Copy every line from the records below that holds the word "Analysis".
________________
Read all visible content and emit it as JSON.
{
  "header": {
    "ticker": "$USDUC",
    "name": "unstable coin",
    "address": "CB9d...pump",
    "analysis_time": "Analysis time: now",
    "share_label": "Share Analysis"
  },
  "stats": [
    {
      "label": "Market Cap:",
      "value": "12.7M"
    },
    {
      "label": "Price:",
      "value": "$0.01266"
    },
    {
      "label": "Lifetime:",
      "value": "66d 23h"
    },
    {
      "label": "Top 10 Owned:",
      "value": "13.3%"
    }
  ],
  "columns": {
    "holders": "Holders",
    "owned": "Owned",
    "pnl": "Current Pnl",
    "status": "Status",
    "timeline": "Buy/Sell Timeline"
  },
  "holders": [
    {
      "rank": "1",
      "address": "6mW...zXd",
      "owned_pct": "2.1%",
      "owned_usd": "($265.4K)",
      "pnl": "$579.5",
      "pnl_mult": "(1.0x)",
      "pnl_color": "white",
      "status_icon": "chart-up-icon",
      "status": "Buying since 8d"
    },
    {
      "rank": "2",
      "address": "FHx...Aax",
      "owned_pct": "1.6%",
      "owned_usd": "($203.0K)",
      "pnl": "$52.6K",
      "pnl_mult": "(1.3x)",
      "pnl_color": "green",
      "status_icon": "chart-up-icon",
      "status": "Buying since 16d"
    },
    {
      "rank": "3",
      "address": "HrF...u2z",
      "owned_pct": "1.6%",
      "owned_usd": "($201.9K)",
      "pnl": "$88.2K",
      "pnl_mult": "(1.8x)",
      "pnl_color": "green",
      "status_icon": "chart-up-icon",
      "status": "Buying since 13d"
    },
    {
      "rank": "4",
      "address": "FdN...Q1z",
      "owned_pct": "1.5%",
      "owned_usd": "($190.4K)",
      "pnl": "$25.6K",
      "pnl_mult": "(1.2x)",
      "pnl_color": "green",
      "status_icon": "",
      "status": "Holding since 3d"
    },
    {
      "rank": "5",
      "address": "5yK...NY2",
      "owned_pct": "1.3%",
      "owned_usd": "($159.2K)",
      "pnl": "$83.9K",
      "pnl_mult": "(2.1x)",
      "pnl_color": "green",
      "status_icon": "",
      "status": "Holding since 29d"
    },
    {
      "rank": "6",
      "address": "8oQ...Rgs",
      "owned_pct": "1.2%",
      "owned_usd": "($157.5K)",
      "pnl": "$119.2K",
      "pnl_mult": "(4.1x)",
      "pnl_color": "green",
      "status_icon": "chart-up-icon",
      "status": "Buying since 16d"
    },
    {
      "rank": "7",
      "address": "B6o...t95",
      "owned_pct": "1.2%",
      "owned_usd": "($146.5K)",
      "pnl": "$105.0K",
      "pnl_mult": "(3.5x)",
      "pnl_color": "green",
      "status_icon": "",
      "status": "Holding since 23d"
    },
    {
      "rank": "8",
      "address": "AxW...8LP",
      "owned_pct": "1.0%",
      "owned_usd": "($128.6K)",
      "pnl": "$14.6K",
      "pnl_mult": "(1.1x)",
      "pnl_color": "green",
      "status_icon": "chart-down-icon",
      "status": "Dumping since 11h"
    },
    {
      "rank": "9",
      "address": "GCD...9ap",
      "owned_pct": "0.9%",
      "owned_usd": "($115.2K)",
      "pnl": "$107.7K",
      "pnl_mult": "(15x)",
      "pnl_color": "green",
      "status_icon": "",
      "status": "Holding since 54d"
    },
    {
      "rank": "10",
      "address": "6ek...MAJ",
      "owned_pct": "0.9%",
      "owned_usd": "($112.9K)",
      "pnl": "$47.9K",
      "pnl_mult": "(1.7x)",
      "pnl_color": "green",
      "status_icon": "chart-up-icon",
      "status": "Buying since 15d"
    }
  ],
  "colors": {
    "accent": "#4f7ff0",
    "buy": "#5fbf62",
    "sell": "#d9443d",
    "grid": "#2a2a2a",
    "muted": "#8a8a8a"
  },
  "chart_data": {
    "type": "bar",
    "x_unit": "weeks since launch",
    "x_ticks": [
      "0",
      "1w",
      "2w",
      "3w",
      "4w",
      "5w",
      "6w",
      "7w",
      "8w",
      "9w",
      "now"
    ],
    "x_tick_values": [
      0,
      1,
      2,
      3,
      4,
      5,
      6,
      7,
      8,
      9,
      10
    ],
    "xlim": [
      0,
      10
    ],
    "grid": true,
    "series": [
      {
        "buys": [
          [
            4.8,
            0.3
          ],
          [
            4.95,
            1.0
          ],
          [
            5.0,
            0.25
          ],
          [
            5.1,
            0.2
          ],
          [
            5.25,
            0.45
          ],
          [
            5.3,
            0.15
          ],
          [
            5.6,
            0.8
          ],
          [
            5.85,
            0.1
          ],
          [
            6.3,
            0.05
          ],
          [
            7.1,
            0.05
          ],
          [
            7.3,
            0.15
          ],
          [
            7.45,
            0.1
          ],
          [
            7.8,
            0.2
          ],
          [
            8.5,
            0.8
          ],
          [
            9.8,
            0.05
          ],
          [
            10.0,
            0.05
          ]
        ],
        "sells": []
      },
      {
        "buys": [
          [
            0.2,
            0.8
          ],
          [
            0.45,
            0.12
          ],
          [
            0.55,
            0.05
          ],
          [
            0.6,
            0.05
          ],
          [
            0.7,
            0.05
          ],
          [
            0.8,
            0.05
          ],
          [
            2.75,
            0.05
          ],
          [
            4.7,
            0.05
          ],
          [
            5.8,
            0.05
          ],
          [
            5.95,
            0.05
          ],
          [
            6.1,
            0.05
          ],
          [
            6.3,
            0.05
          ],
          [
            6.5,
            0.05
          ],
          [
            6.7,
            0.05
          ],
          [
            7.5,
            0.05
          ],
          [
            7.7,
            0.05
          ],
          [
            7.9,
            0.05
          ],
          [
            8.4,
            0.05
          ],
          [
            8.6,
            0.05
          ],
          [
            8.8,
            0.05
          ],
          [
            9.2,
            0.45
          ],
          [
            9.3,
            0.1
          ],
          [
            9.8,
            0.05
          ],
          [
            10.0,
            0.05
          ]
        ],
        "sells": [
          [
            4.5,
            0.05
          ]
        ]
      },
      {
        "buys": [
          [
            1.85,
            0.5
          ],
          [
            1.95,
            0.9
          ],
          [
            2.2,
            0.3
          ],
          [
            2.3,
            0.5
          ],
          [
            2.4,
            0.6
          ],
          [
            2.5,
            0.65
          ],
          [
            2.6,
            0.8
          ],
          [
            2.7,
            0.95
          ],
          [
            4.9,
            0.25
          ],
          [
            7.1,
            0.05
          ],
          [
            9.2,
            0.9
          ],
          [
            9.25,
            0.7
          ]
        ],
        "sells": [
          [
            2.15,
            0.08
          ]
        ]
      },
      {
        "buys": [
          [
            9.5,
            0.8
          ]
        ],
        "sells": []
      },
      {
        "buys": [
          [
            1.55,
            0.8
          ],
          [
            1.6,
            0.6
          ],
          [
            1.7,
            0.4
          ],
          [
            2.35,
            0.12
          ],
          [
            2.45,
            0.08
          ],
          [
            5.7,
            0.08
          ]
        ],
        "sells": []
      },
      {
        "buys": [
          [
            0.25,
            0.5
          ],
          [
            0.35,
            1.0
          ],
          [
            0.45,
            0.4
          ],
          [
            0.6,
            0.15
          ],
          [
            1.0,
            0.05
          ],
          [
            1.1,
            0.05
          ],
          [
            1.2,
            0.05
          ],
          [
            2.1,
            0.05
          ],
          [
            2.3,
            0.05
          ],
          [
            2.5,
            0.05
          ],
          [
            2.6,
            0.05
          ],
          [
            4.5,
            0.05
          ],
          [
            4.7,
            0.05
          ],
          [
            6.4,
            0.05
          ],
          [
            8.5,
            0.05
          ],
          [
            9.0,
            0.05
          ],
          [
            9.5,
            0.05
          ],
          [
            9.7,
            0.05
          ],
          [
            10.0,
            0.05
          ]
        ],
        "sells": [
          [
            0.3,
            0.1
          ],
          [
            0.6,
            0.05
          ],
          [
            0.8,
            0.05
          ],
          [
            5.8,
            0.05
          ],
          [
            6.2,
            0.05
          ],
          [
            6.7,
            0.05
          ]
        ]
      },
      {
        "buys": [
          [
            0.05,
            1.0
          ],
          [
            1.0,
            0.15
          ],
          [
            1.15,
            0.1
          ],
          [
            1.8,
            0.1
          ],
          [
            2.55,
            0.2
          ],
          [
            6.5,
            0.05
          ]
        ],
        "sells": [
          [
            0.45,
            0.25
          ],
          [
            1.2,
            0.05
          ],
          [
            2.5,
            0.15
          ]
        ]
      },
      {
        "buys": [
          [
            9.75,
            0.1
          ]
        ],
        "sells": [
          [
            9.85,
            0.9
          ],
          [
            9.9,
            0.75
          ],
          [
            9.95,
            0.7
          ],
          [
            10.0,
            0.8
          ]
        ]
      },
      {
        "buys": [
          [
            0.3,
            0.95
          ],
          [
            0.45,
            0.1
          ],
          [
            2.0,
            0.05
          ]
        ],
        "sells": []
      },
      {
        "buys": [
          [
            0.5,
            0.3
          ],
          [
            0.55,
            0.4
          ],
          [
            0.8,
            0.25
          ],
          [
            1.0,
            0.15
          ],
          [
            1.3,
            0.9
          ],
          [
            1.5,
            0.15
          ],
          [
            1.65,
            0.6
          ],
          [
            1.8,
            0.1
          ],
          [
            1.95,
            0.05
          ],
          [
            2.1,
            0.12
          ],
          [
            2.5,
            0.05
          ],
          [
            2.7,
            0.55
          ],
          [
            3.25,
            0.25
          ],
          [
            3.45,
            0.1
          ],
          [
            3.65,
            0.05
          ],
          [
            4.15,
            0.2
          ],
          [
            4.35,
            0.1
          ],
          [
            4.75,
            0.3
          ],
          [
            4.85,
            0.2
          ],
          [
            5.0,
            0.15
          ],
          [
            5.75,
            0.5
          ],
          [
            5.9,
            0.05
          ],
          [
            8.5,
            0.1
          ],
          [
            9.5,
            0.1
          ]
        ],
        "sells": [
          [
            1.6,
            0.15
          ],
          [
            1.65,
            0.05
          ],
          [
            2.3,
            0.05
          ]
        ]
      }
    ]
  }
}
________________
• _RESPONSE_:
    "analysis_time": "Analysis time: now",
    "share_label": "Share Analysis"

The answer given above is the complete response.